TASK REQUIREMENTS> Filter the records for lines holding the string "title".

DATA FOR THIS TASK>
_ _ _ _ _

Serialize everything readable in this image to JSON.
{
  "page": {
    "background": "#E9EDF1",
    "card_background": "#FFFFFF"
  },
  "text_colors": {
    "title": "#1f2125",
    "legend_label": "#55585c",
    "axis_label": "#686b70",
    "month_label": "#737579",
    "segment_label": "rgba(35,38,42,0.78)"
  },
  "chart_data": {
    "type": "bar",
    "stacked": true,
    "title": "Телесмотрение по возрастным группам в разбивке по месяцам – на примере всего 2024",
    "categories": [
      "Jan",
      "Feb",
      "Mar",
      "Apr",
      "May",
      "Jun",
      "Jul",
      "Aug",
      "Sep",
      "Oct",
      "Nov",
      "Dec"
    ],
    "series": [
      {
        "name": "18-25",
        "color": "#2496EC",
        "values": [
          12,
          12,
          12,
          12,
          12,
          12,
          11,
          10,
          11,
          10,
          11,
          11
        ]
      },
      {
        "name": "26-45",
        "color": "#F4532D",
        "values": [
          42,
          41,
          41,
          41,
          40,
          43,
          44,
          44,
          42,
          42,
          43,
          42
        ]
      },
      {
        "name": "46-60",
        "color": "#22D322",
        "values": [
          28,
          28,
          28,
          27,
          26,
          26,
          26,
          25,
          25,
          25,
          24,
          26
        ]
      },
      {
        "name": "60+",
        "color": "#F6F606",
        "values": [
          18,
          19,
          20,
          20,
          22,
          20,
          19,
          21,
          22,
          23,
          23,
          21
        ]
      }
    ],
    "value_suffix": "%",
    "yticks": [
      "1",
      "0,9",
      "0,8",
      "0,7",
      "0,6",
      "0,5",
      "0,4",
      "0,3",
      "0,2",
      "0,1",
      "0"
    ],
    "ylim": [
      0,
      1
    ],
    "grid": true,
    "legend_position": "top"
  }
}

_ _ _ _ _

OUTPUT OF THE EXERCISE>
    "title": "#1f2125",
    "title": "Телесмотрение по возрастным группам в разбивке по месяцам – на примере всего 2024",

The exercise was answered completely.